Required work:
Exclude the pictures and retype the entries as written.

____ Data provided

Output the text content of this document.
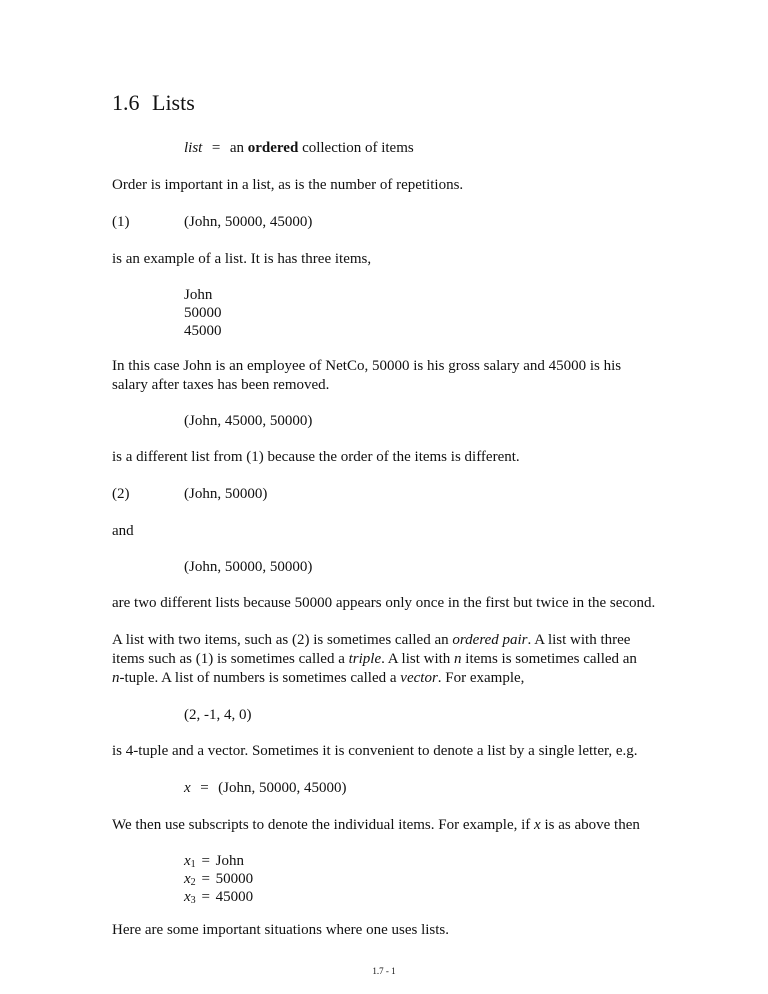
1.6 Lists
list = an ordered collection of items
Order is important in a list, as is the number of repetitions.
(1)	(John, 50000, 45000)
is an example of a list. It is has three items,
John
50000
45000
In this case John is an employee of NetCo, 50000 is his gross salary and 45000 is his
salary after taxes has been removed.
(John, 45000, 50000)
is a different list from (1) because the order of the items is different.
(2)	(John, 50000)
and
(John, 50000, 50000)
are two different lists because 50000 appears only once in the first but twice in the second.
A list with two items, such as (2) is sometimes called an ordered pair. A list with three
items such as (1) is sometimes called a triple. A list with n items is sometimes called an
n-tuple. A list of numbers is sometimes called a vector. For example,
(2, -1, 4, 0)
is 4-tuple and a vector. Sometimes it is convenient to denote a list by a single letter, e.g.
x = (John, 50000, 45000)
We then use subscripts to denote the individual items. For example, if x is as above then
$x_1$ = John
$x_2 = 50000$
$x_3 = 45000$
Here are some important situations where one uses lists.
1.7 - 1
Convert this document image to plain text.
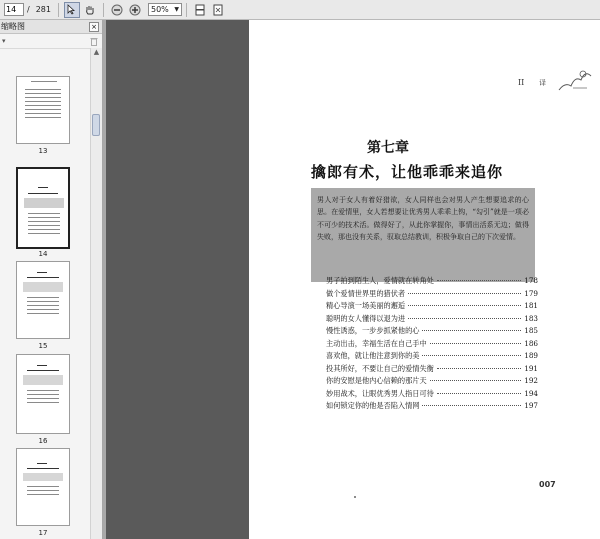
14
/ 281	50% ▼
缩略图	×
▾
13
14
15
16
17
▲
II 译
第七章
擒郎有术，让他乖乖来追你
男人对于女人有着好猎欲，女人同样也会对男人产生想要追求的心思。在爱情里，女人若想要让优秀男人乖乖上钩，“勾引”就是一项必不可少的技术活。做得好了，从此你掌握你，事情出活系无边；做得失败，那也没有关系，驭取总结教训，积极争取自己的下次爱情。
男子拍到陌生人，爱情就在转角处	178
做个爱情世界里的猎伏者	179
精心导演一场美丽的邂逅	181
聪明的女人懂得以退为进	183
慢性诱惑，一步步抓紧他的心	185
主动出击，幸福生活在自己手中	186
喜欢他，就让他注意到你的美	189
投其所好，不要让自己的爱情失衡	191
你的安慰是他内心信赖的那片天	192
妙用战术，让眼优秀男人指日可待	194
如何锁定你的他是否陷入情网	197
007
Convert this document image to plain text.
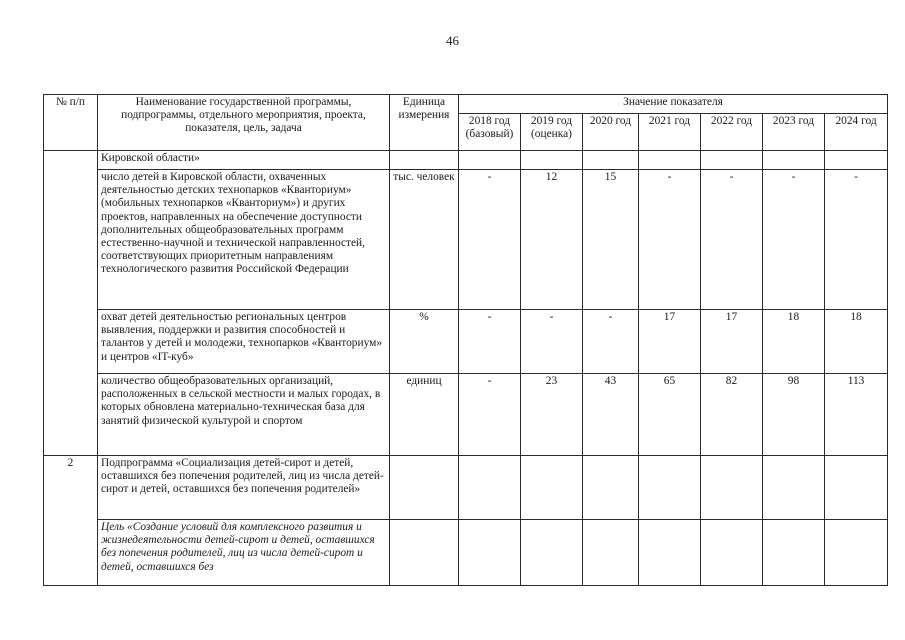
46
№ п/п	Наименование государственной программы, подпрограммы, отдельного мероприятия, проекта, показателя, цель, задача	Единица измерения	Значение показателя						
			2018 год (базовый)	2019 год (оценка)	2020 год	2021 год	2022 год	2023 год	2024 год
	Кировской области»								
	число детей в Кировской области, охваченных деятельностью детских технопарков «Кванториум» (мобильных технопарков «Кванториум») и других проектов, направленных на обеспечение доступности дополнительных общеобразовательных программ естественно-научной и технической направленностей, соответствующих приоритетным направлениям технологического развития Российской Федерации	тыс. человек	-	12	15	-	-	-	-
	охват детей деятельностью региональных центров выявления, поддержки и развития способностей и талантов у детей и молодежи, технопарков «Кванториум» и центров «IT-куб»	%	-	-	-	17	17	18	18
	количество общеобразовательных организаций, расположенных в сельской местности и малых городах, в которых обновлена материально-техническая база для занятий физической культурой и спортом	единиц	-	23	43	65	82	98	113
2	Подпрограмма «Социализация детей-сирот и детей, оставшихся без попечения родителей, лиц из числа детей-сирот и детей, оставшихся без попечения родителей»								
	Цель «Создание условий для комплексного развития и жизнедеятельности детей-сирот и детей, оставшихся без попечения родителей, лиц из числа детей-сирот и детей, оставшихся без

________

Solution to this exercise:
Output the text content of this document.
1.6 Lists
list = an ordered collection of items
Order is important in a list, as is the number of repetitions.
(1)	(John, 50000, 45000)
is an example of a list. It is has three items,
John
50000
45000
In this case John is an employee of NetCo, 50000 is his gross salary and 45000 is his
salary after taxes has been removed.
(John, 45000, 50000)
is a different list from (1) because the order of the items is different.
(2)	(John, 50000)
and
(John, 50000, 50000)
are two different lists because 50000 appears only once in the first but twice in the second.
A list with two items, such as (2) is sometimes called an ordered pair. A list with three
items such as (1) is sometimes called a triple. A list with n items is sometimes called an
n-tuple. A list of numbers is sometimes called a vector. For example,
(2, -1, 4, 0)
is 4-tuple and a vector. Sometimes it is convenient to denote a list by a single letter, e.g.
x = (John, 50000, 45000)
We then use subscripts to denote the individual items. For example, if x is as above then
$x_1$ = John
$x_2 = 50000$
$x_3 = 45000$
Here are some important situations where one uses lists.
1.7 - 1
Convert this document image to plain text.
14
/ 281	50% ▼
缩略图	×
▾
13
14
15
16
17
▲
II 译
第七章
擒郎有术，让他乖乖来追你
男人对于女人有着好猎欲，女人同样也会对男人产生想要追求的心思。在爱情里，女人若想要让优秀男人乖乖上钩，“勾引”就是一项必不可少的技术活。做得好了，从此你掌握你，事情出活系无边；做得失败，那也没有关系，驭取总结教训，积极争取自己的下次爱情。
男子拍到陌生人，爱情就在转角处	178
做个爱情世界里的猎伏者	179
精心导演一场美丽的邂逅	181
聪明的女人懂得以退为进	183
慢性诱惑，一步步抓紧他的心	185
主动出击，幸福生活在自己手中	186
喜欢他，就让他注意到你的美	189
投其所好，不要让自己的爱情失衡	191
你的安慰是他内心信赖的那片天	192
妙用战术，让眼优秀男人指日可待	194
如何锁定你的他是否陷入情网	197
007
Convert this document image to plain text.
46
№ п/п	Наименование государственной программы, подпрограммы, отдельного мероприятия, проекта, показателя, цель, задача	Единица измерения	Значение показателя						
			2018 год (базовый)	2019 год (оценка)	2020 год	2021 год	2022 год	2023 год	2024 год
	Кировской области»								
	число детей в Кировской области, охваченных деятельностью детских технопарков «Кванториум» (мобильных технопарков «Кванториум») и других проектов, направленных на обеспечение доступности дополнительных общеобразовательных программ естественно-научной и технической направленностей, соответствующих приоритетным направлениям технологического развития Российской Федерации	тыс. человек	-	12	15	-	-	-	-
	охват детей деятельностью региональных центров выявления, поддержки и развития способностей и талантов у детей и молодежи, технопарков «Кванториум» и центров «IT-куб»	%	-	-	-	17	17	18	18
	количество общеобразовательных организаций, расположенных в сельской местности и малых городах, в которых обновлена материально-техническая база для занятий физической культурой и спортом	единиц	-	23	43	65	82	98	113
2	Подпрограмма «Социализация детей-сирот и детей, оставшихся без попечения родителей, лиц из числа детей-сирот и детей, оставшихся без попечения родителей»								
	Цель «Создание условий для комплексного развития и жизнедеятельности детей-сирот и детей, оставшихся без попечения родителей, лиц из числа детей-сирот и детей, оставшихся без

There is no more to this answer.